+++ MATERIAL PROVIDED
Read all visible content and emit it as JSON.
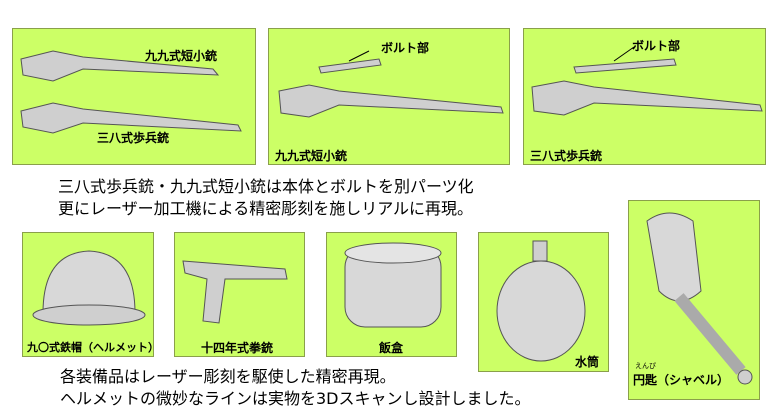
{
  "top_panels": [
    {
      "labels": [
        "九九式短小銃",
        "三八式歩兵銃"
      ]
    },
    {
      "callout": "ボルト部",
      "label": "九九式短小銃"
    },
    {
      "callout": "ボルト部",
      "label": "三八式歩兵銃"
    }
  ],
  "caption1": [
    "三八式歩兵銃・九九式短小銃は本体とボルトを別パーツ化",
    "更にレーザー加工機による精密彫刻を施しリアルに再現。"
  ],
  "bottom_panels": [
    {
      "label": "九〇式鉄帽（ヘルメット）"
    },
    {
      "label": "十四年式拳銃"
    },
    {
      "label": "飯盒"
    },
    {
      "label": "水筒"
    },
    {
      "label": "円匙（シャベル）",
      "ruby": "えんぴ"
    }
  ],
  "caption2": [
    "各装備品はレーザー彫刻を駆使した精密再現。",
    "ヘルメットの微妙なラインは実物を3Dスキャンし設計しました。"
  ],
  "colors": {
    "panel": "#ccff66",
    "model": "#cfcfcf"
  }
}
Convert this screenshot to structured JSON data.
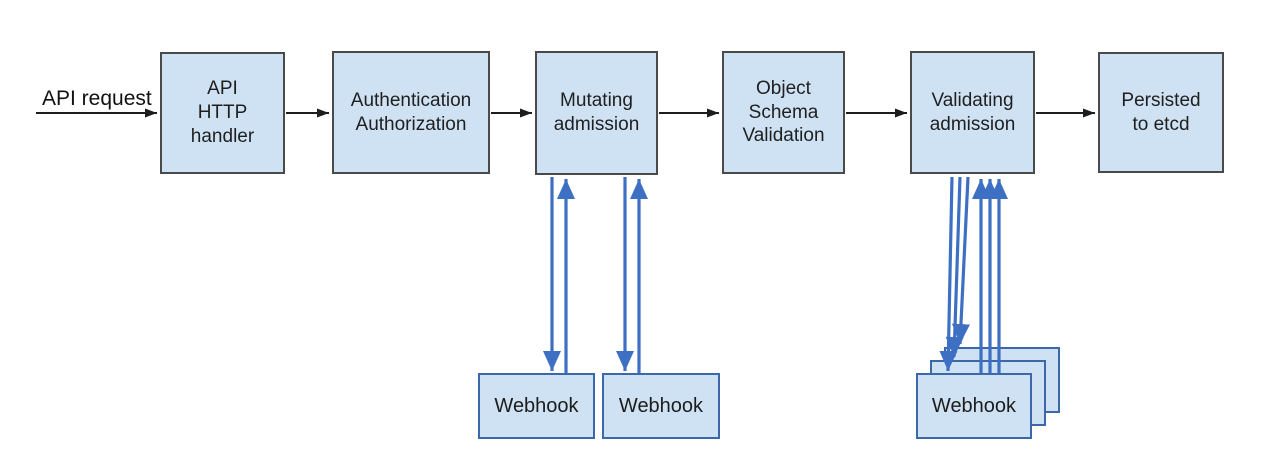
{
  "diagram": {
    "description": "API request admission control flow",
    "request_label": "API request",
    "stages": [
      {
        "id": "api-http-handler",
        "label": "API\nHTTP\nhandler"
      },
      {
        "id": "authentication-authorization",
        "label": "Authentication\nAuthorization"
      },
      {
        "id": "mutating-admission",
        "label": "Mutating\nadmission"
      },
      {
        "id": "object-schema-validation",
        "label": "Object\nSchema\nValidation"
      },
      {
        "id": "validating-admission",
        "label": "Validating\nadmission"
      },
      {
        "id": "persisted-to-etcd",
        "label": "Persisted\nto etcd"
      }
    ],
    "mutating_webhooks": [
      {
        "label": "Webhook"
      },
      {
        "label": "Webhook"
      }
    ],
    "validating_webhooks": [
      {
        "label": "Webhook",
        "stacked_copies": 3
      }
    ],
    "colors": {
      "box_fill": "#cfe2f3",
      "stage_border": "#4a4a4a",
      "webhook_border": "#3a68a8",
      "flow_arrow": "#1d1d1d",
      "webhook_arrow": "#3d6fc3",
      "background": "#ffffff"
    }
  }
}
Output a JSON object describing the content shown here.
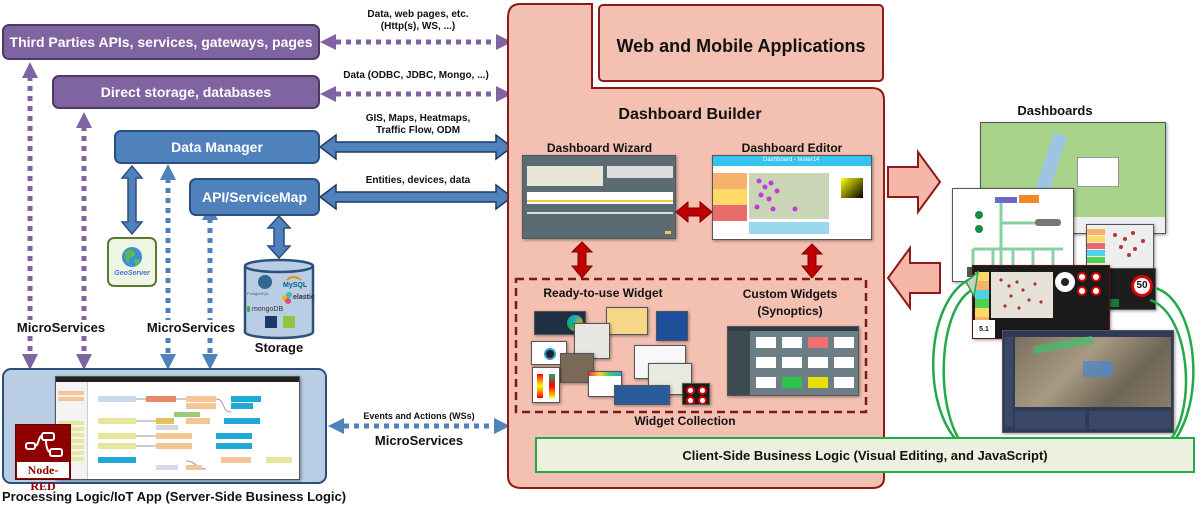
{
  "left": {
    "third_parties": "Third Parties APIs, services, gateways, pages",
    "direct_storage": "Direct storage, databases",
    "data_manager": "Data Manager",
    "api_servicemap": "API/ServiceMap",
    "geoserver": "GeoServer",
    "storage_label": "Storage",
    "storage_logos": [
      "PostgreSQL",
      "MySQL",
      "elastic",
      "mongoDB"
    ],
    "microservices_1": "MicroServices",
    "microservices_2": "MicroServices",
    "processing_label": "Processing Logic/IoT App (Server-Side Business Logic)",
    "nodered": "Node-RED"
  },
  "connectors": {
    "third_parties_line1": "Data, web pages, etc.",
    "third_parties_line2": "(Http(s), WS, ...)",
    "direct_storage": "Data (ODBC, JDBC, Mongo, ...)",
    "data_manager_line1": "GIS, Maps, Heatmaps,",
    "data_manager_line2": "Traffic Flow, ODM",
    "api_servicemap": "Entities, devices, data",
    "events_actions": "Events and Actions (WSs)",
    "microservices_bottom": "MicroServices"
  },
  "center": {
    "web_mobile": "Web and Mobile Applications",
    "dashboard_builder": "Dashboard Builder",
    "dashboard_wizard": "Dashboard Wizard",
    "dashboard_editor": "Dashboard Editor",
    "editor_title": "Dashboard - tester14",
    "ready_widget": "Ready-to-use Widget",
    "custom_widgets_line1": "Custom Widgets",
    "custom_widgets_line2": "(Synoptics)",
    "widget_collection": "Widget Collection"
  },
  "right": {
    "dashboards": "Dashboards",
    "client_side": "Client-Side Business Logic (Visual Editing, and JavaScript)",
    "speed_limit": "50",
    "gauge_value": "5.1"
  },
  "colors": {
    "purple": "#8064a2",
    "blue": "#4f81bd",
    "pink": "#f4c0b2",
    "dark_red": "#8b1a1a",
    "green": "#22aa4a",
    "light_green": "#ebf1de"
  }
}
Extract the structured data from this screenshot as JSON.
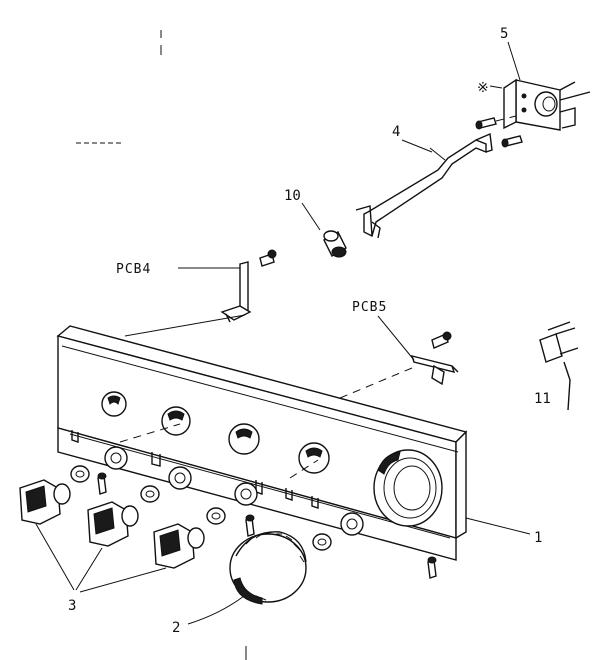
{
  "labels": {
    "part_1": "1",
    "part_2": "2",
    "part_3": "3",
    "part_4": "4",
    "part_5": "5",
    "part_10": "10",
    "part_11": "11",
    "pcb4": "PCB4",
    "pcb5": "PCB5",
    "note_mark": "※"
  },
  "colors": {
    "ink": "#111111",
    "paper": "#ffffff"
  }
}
++++++
* DESCRIPTION OF THE TASK:
Repeat verbatim all the material, but not the pictures.

* SOLUTION TO THIS EXERCISE:
Read all visible content and emit it as JSON.
{
  "top_panels": [
    {
      "labels": [
        "九九式短小銃",
        "三八式歩兵銃"
      ]
    },
    {
      "callout": "ボルト部",
      "label": "九九式短小銃"
    },
    {
      "callout": "ボルト部",
      "label": "三八式歩兵銃"
    }
  ],
  "caption1": [
    "三八式歩兵銃・九九式短小銃は本体とボルトを別パーツ化",
    "更にレーザー加工機による精密彫刻を施しリアルに再現。"
  ],
  "bottom_panels": [
    {
      "label": "九〇式鉄帽（ヘルメット）"
    },
    {
      "label": "十四年式拳銃"
    },
    {
      "label": "飯盒"
    },
    {
      "label": "水筒"
    },
    {
      "label": "円匙（シャベル）",
      "ruby": "えんぴ"
    }
  ],
  "caption2": [
    "各装備品はレーザー彫刻を駆使した精密再現。",
    "ヘルメットの微妙なラインは実物を3Dスキャンし設計しました。"
  ],
  "colors": {
    "panel": "#ccff66",
    "model": "#cfcfcf"
  }
}
Convert this screenshot to structured JSON data.
{
  "diagram": {
    "description": "API request admission control flow",
    "request_label": "API request",
    "stages": [
      {
        "id": "api-http-handler",
        "label": "API\nHTTP\nhandler"
      },
      {
        "id": "authentication-authorization",
        "label": "Authentication\nAuthorization"
      },
      {
        "id": "mutating-admission",
        "label": "Mutating\nadmission"
      },
      {
        "id": "object-schema-validation",
        "label": "Object\nSchema\nValidation"
      },
      {
        "id": "validating-admission",
        "label": "Validating\nadmission"
      },
      {
        "id": "persisted-to-etcd",
        "label": "Persisted\nto etcd"
      }
    ],
    "mutating_webhooks": [
      {
        "label": "Webhook"
      },
      {
        "label": "Webhook"
      }
    ],
    "validating_webhooks": [
      {
        "label": "Webhook",
        "stacked_copies": 3
      }
    ],
    "colors": {
      "box_fill": "#cfe2f3",
      "stage_border": "#4a4a4a",
      "webhook_border": "#3a68a8",
      "flow_arrow": "#1d1d1d",
      "webhook_arrow": "#3d6fc3",
      "background": "#ffffff"
    }
  }
}
Output a JSON object describing the content shown here.
{
  "left": {
    "third_parties": "Third Parties APIs, services, gateways, pages",
    "direct_storage": "Direct storage, databases",
    "data_manager": "Data Manager",
    "api_servicemap": "API/ServiceMap",
    "geoserver": "GeoServer",
    "storage_label": "Storage",
    "storage_logos": [
      "PostgreSQL",
      "MySQL",
      "elastic",
      "mongoDB"
    ],
    "microservices_1": "MicroServices",
    "microservices_2": "MicroServices",
    "processing_label": "Processing Logic/IoT App (Server-Side Business Logic)",
    "nodered": "Node-RED"
  },
  "connectors": {
    "third_parties_line1": "Data, web pages, etc.",
    "third_parties_line2": "(Http(s), WS, ...)",
    "direct_storage": "Data (ODBC, JDBC, Mongo, ...)",
    "data_manager_line1": "GIS, Maps, Heatmaps,",
    "data_manager_line2": "Traffic Flow, ODM",
    "api_servicemap": "Entities, devices, data",
    "events_actions": "Events and Actions (WSs)",
    "microservices_bottom": "MicroServices"
  },
  "center": {
    "web_mobile": "Web and Mobile Applications",
    "dashboard_builder": "Dashboard Builder",
    "dashboard_wizard": "Dashboard Wizard",
    "dashboard_editor": "Dashboard Editor",
    "editor_title": "Dashboard - tester14",
    "ready_widget": "Ready-to-use Widget",
    "custom_widgets_line1": "Custom Widgets",
    "custom_widgets_line2": "(Synoptics)",
    "widget_collection": "Widget Collection"
  },
  "right": {
    "dashboards": "Dashboards",
    "client_side": "Client-Side Business Logic (Visual Editing, and JavaScript)",
    "speed_limit": "50",
    "gauge_value": "5.1"
  },
  "colors": {
    "purple": "#8064a2",
    "blue": "#4f81bd",
    "pink": "#f4c0b2",
    "dark_red": "#8b1a1a",
    "green": "#22aa4a",
    "light_green": "#ebf1de"
  }
}
Extract the structured data from this screenshot as JSON.
{
  "labels": {
    "part_1": "1",
    "part_2": "2",
    "part_3": "3",
    "part_4": "4",
    "part_5": "5",
    "part_10": "10",
    "part_11": "11",
    "pcb4": "PCB4",
    "pcb5": "PCB5",
    "note_mark": "※"
  },
  "colors": {
    "ink": "#111111",
    "paper": "#ffffff"
  }
}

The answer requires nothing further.